PROBLEM REQUIREMENTS: Scan the records below. List lines holding "distance".

Figure record extracts:
▼
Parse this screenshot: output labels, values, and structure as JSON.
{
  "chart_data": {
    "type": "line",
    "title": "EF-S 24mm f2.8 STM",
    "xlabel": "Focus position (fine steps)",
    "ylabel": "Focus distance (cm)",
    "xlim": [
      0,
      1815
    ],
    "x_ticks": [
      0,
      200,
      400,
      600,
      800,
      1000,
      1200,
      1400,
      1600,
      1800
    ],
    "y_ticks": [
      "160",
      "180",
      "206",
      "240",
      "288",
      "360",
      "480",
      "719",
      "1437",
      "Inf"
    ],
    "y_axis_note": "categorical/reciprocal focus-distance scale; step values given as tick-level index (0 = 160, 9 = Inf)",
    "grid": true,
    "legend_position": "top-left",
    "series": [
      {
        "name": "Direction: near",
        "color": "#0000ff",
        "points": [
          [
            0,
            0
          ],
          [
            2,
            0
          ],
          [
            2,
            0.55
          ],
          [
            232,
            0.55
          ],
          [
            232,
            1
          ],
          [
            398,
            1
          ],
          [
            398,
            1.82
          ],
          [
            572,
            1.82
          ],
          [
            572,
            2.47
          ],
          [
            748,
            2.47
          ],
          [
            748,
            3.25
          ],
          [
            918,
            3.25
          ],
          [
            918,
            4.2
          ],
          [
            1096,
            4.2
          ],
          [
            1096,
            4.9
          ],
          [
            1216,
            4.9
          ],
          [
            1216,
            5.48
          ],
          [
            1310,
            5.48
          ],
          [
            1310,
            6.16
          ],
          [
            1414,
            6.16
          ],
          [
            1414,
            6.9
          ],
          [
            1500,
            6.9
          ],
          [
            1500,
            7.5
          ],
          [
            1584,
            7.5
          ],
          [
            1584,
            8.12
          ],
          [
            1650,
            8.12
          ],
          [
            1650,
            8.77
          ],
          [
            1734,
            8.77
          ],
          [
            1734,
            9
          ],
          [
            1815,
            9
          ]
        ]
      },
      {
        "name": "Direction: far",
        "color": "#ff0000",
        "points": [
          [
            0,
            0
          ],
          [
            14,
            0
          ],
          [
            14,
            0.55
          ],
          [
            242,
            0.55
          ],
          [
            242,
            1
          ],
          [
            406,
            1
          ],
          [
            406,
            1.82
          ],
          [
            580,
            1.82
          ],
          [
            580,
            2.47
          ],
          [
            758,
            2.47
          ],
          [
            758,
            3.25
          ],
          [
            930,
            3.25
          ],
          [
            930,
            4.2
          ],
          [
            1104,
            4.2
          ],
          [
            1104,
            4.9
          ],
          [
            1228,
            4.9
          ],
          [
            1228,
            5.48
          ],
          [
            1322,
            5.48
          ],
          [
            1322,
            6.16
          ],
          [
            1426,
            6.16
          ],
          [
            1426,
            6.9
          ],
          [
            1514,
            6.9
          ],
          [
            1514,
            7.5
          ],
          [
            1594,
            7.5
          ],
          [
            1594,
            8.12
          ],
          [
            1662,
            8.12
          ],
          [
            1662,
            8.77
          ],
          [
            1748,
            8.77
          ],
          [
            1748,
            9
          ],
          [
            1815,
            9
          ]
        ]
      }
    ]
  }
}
▲
▼
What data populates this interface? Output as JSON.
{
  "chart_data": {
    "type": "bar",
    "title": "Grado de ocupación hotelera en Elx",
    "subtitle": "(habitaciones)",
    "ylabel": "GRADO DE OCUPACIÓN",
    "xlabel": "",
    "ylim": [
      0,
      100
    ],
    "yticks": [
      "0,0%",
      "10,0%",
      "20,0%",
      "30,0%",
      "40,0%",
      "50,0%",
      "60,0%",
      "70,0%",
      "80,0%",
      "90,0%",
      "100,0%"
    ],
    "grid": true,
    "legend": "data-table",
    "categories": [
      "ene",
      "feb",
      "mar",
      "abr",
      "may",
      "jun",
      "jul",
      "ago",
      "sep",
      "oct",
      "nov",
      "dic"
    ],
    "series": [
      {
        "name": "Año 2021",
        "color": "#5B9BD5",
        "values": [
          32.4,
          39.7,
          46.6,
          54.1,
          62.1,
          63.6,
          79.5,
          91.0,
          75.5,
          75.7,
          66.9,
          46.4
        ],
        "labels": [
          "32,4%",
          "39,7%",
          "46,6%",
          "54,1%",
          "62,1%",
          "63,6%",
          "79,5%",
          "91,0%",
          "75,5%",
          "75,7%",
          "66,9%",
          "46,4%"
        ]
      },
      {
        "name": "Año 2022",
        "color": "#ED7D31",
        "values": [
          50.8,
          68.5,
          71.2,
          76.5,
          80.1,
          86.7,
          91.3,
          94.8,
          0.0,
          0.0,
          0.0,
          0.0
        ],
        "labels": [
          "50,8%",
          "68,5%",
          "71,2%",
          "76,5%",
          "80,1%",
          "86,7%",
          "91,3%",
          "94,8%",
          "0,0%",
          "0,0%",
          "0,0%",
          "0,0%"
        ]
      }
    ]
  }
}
▲
EXERCISE ANSWER:
    "ylabel": "Focus distance (cm)",
    "y_axis_note": "categorical/reciprocal focus-distance scale; step values given as tick-level index (0 = 160, 9 = Inf)",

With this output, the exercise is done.